**Task statement:**
Render the material again word for word, skipping the pictures in it.

[begin Provided data]

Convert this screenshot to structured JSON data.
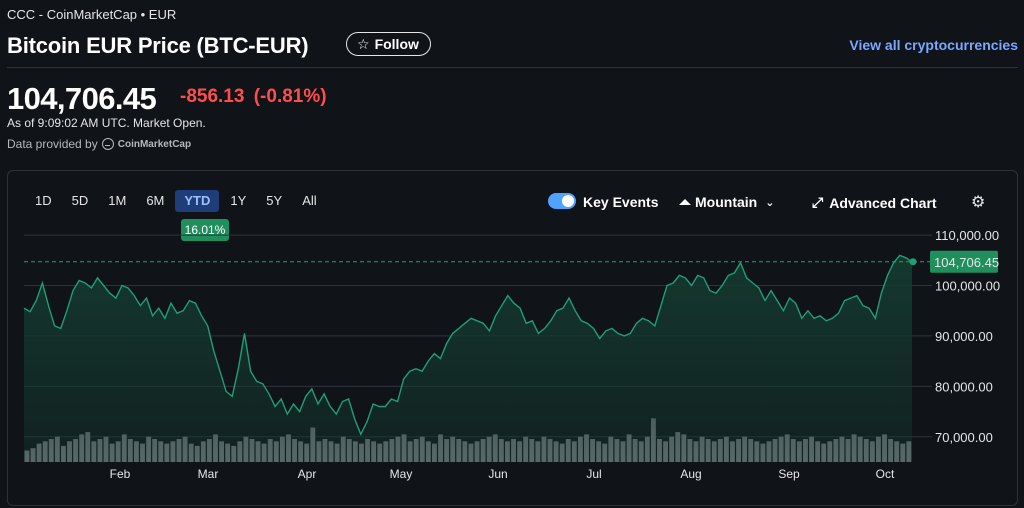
{
  "header": {
    "breadcrumb": "CCC - CoinMarketCap • EUR",
    "title": "Bitcoin EUR Price (BTC-EUR)",
    "follow_label": "Follow",
    "view_all": "View all cryptocurrencies"
  },
  "quote": {
    "price": "104,706.45",
    "change": "-856.13 (-0.81%)",
    "as_of": "As of 9:09:02 AM UTC. Market Open.",
    "provided_by": "Data provided by",
    "provider": "CoinMarketCap"
  },
  "toolbar": {
    "ranges": [
      "1D",
      "5D",
      "1M",
      "6M",
      "YTD",
      "1Y",
      "5Y",
      "All"
    ],
    "selected_range": "YTD",
    "ytd_change": "16.01%",
    "key_events_label": "Key Events",
    "key_events_on": true,
    "chart_type_label": "Mountain",
    "advanced_label": "Advanced Chart"
  },
  "colors": {
    "line": "#1f9e74",
    "area": "#143a30",
    "negative": "#ff4d4d",
    "link": "#7aa7ff",
    "last_price_badge": "#1f8f5e"
  },
  "chart_data": {
    "type": "area",
    "x_labels": [
      "Feb",
      "Mar",
      "Apr",
      "May",
      "Jun",
      "Jul",
      "Aug",
      "Sep",
      "Oct"
    ],
    "y_ticks": [
      "110,000.00",
      "100,000.00",
      "90,000.00",
      "80,000.00",
      "70,000.00"
    ],
    "ylim": [
      65000,
      112000
    ],
    "last_value_label": "104,706.45",
    "last_value": 104706.45,
    "series": [
      {
        "values": [
          95500,
          94800,
          97000,
          100500,
          96000,
          92000,
          91500,
          95000,
          99000,
          101000,
          100500,
          99500,
          101500,
          100000,
          98500,
          97500,
          100000,
          99500,
          98000,
          96000,
          97500,
          94000,
          95500,
          93500,
          96500,
          94500,
          95000,
          97000,
          96500,
          94000,
          92000,
          87000,
          83000,
          79000,
          78000,
          83500,
          90500,
          83000,
          81000,
          80500,
          78500,
          76000,
          77500,
          74500,
          76500,
          75000,
          78000,
          79500,
          76500,
          78500,
          76000,
          74500,
          77000,
          77500,
          73500,
          70500,
          73000,
          76500,
          76000,
          76000,
          77500,
          77000,
          81500,
          83000,
          83500,
          83000,
          85000,
          86500,
          85500,
          88500,
          90500,
          91500,
          92500,
          93500,
          93000,
          92500,
          91000,
          94000,
          96000,
          98000,
          96500,
          95500,
          92500,
          93000,
          90500,
          91500,
          93000,
          95000,
          95500,
          97500,
          95000,
          93000,
          92500,
          91500,
          89500,
          91000,
          91500,
          90500,
          90000,
          90500,
          92500,
          93500,
          93000,
          92000,
          96000,
          100000,
          100500,
          102000,
          101500,
          100000,
          102000,
          101500,
          99000,
          98500,
          100000,
          102000,
          102500,
          104500,
          101500,
          100500,
          99500,
          97000,
          99000,
          97000,
          95000,
          97500,
          96500,
          93500,
          95000,
          93500,
          94000,
          93000,
          93500,
          94500,
          97000,
          97500,
          98000,
          96000,
          95500,
          93500,
          98500,
          102000,
          104500,
          106000,
          105500,
          104706.45
        ]
      }
    ],
    "volume": [
      5,
      6,
      8,
      9,
      10,
      11,
      7,
      9,
      10,
      12,
      13,
      9,
      10,
      11,
      8,
      9,
      12,
      10,
      9,
      8,
      11,
      10,
      9,
      8,
      9,
      10,
      11,
      8,
      7,
      9,
      10,
      12,
      9,
      8,
      7,
      9,
      11,
      10,
      9,
      8,
      10,
      9,
      11,
      12,
      10,
      9,
      8,
      15,
      9,
      10,
      9,
      8,
      11,
      10,
      9,
      8,
      10,
      9,
      8,
      9,
      10,
      11,
      12,
      9,
      10,
      11,
      9,
      8,
      12,
      10,
      11,
      10,
      9,
      8,
      9,
      10,
      11,
      12,
      10,
      9,
      10,
      9,
      11,
      10,
      9,
      11,
      10,
      9,
      8,
      10,
      9,
      11,
      12,
      10,
      9,
      8,
      11,
      10,
      9,
      12,
      10,
      9,
      11,
      19,
      10,
      9,
      11,
      13,
      12,
      10,
      9,
      11,
      10,
      9,
      10,
      11,
      9,
      10,
      11,
      10,
      9,
      8,
      9,
      10,
      11,
      12,
      10,
      9,
      10,
      11,
      9,
      8,
      9,
      10,
      11,
      10,
      12,
      11,
      10,
      9,
      11,
      12,
      10,
      9,
      8,
      9
    ]
  }
}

[end Provided data]

**Exercise response:**
Convert this screenshot to structured JSON data.
{
  "header": {
    "breadcrumb": "CCC - CoinMarketCap • EUR",
    "title": "Bitcoin EUR Price (BTC-EUR)",
    "follow_label": "Follow",
    "view_all": "View all cryptocurrencies"
  },
  "quote": {
    "price": "104,706.45",
    "change": "-856.13 (-0.81%)",
    "as_of": "As of 9:09:02 AM UTC. Market Open.",
    "provided_by": "Data provided by",
    "provider": "CoinMarketCap"
  },
  "toolbar": {
    "ranges": [
      "1D",
      "5D",
      "1M",
      "6M",
      "YTD",
      "1Y",
      "5Y",
      "All"
    ],
    "selected_range": "YTD",
    "ytd_change": "16.01%",
    "key_events_label": "Key Events",
    "key_events_on": true,
    "chart_type_label": "Mountain",
    "advanced_label": "Advanced Chart"
  },
  "colors": {
    "line": "#1f9e74",
    "area": "#143a30",
    "negative": "#ff4d4d",
    "link": "#7aa7ff",
    "last_price_badge": "#1f8f5e"
  },
  "chart_data": {
    "type": "area",
    "x_labels": [
      "Feb",
      "Mar",
      "Apr",
      "May",
      "Jun",
      "Jul",
      "Aug",
      "Sep",
      "Oct"
    ],
    "y_ticks": [
      "110,000.00",
      "100,000.00",
      "90,000.00",
      "80,000.00",
      "70,000.00"
    ],
    "ylim": [
      65000,
      112000
    ],
    "last_value_label": "104,706.45",
    "last_value": 104706.45,
    "series": [
      {
        "values": [
          95500,
          94800,
          97000,
          100500,
          96000,
          92000,
          91500,
          95000,
          99000,
          101000,
          100500,
          99500,
          101500,
          100000,
          98500,
          97500,
          100000,
          99500,
          98000,
          96000,
          97500,
          94000,
          95500,
          93500,
          96500,
          94500,
          95000,
          97000,
          96500,
          94000,
          92000,
          87000,
          83000,
          79000,
          78000,
          83500,
          90500,
          83000,
          81000,
          80500,
          78500,
          76000,
          77500,
          74500,
          76500,
          75000,
          78000,
          79500,
          76500,
          78500,
          76000,
          74500,
          77000,
          77500,
          73500,
          70500,
          73000,
          76500,
          76000,
          76000,
          77500,
          77000,
          81500,
          83000,
          83500,
          83000,
          85000,
          86500,
          85500,
          88500,
          90500,
          91500,
          92500,
          93500,
          93000,
          92500,
          91000,
          94000,
          96000,
          98000,
          96500,
          95500,
          92500,
          93000,
          90500,
          91500,
          93000,
          95000,
          95500,
          97500,
          95000,
          93000,
          92500,
          91500,
          89500,
          91000,
          91500,
          90500,
          90000,
          90500,
          92500,
          93500,
          93000,
          92000,
          96000,
          100000,
          100500,
          102000,
          101500,
          100000,
          102000,
          101500,
          99000,
          98500,
          100000,
          102000,
          102500,
          104500,
          101500,
          100500,
          99500,
          97000,
          99000,
          97000,
          95000,
          97500,
          96500,
          93500,
          95000,
          93500,
          94000,
          93000,
          93500,
          94500,
          97000,
          97500,
          98000,
          96000,
          95500,
          93500,
          98500,
          102000,
          104500,
          106000,
          105500,
          104706.45
        ]
      }
    ],
    "volume": [
      5,
      6,
      8,
      9,
      10,
      11,
      7,
      9,
      10,
      12,
      13,
      9,
      10,
      11,
      8,
      9,
      12,
      10,
      9,
      8,
      11,
      10,
      9,
      8,
      9,
      10,
      11,
      8,
      7,
      9,
      10,
      12,
      9,
      8,
      7,
      9,
      11,
      10,
      9,
      8,
      10,
      9,
      11,
      12,
      10,
      9,
      8,
      15,
      9,
      10,
      9,
      8,
      11,
      10,
      9,
      8,
      10,
      9,
      8,
      9,
      10,
      11,
      12,
      9,
      10,
      11,
      9,
      8,
      12,
      10,
      11,
      10,
      9,
      8,
      9,
      10,
      11,
      12,
      10,
      9,
      10,
      9,
      11,
      10,
      9,
      11,
      10,
      9,
      8,
      10,
      9,
      11,
      12,
      10,
      9,
      8,
      11,
      10,
      9,
      12,
      10,
      9,
      11,
      19,
      10,
      9,
      11,
      13,
      12,
      10,
      9,
      11,
      10,
      9,
      10,
      11,
      9,
      10,
      11,
      10,
      9,
      8,
      9,
      10,
      11,
      12,
      10,
      9,
      10,
      11,
      9,
      8,
      9,
      10,
      11,
      10,
      12,
      11,
      10,
      9,
      11,
      12,
      10,
      9,
      8,
      9
    ]
  }
}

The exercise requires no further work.